- [INSTRUCTIONS TO FOLLOW] Copy each line below without leaving any out.

** Start of EXTRACTED INFORMATION **

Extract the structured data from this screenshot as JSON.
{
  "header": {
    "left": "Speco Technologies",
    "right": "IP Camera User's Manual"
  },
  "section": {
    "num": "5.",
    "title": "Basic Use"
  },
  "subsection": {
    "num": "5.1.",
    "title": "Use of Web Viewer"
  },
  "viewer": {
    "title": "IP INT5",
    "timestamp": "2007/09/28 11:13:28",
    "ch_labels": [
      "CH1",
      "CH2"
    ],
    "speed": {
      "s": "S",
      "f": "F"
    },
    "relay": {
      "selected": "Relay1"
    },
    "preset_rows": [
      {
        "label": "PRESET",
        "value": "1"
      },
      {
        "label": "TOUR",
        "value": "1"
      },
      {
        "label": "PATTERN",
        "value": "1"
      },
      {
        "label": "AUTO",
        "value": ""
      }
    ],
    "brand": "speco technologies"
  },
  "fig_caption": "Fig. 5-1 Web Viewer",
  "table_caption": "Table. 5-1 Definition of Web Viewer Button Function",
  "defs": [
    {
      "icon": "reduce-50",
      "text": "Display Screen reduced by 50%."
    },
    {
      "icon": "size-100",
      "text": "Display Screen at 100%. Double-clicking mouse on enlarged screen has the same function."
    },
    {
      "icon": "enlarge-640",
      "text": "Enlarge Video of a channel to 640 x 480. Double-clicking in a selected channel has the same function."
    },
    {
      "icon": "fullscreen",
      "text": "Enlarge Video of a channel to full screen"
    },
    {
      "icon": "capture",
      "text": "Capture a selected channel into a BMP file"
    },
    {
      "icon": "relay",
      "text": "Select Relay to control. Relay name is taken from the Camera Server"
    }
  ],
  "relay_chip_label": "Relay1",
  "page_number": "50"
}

** End of EXTRACTED INFORMATION **

- [TASK ANSWER]
Extract the structured data from this screenshot as JSON.
{
  "header": {
    "left": "Speco Technologies",
    "right": "IP Camera User's Manual"
  },
  "section": {
    "num": "5.",
    "title": "Basic Use"
  },
  "subsection": {
    "num": "5.1.",
    "title": "Use of Web Viewer"
  },
  "viewer": {
    "title": "IP INT5",
    "timestamp": "2007/09/28 11:13:28",
    "ch_labels": [
      "CH1",
      "CH2"
    ],
    "speed": {
      "s": "S",
      "f": "F"
    },
    "relay": {
      "selected": "Relay1"
    },
    "preset_rows": [
      {
        "label": "PRESET",
        "value": "1"
      },
      {
        "label": "TOUR",
        "value": "1"
      },
      {
        "label": "PATTERN",
        "value": "1"
      },
      {
        "label": "AUTO",
        "value": ""
      }
    ],
    "brand": "speco technologies"
  },
  "fig_caption": "Fig. 5-1 Web Viewer",
  "table_caption": "Table. 5-1 Definition of Web Viewer Button Function",
  "defs": [
    {
      "icon": "reduce-50",
      "text": "Display Screen reduced by 50%."
    },
    {
      "icon": "size-100",
      "text": "Display Screen at 100%. Double-clicking mouse on enlarged screen has the same function."
    },
    {
      "icon": "enlarge-640",
      "text": "Enlarge Video of a channel to 640 x 480. Double-clicking in a selected channel has the same function."
    },
    {
      "icon": "fullscreen",
      "text": "Enlarge Video of a channel to full screen"
    },
    {
      "icon": "capture",
      "text": "Capture a selected channel into a BMP file"
    },
    {
      "icon": "relay",
      "text": "Select Relay to control. Relay name is taken from the Camera Server"
    }
  ],
  "relay_chip_label": "Relay1",
  "page_number": "50"
}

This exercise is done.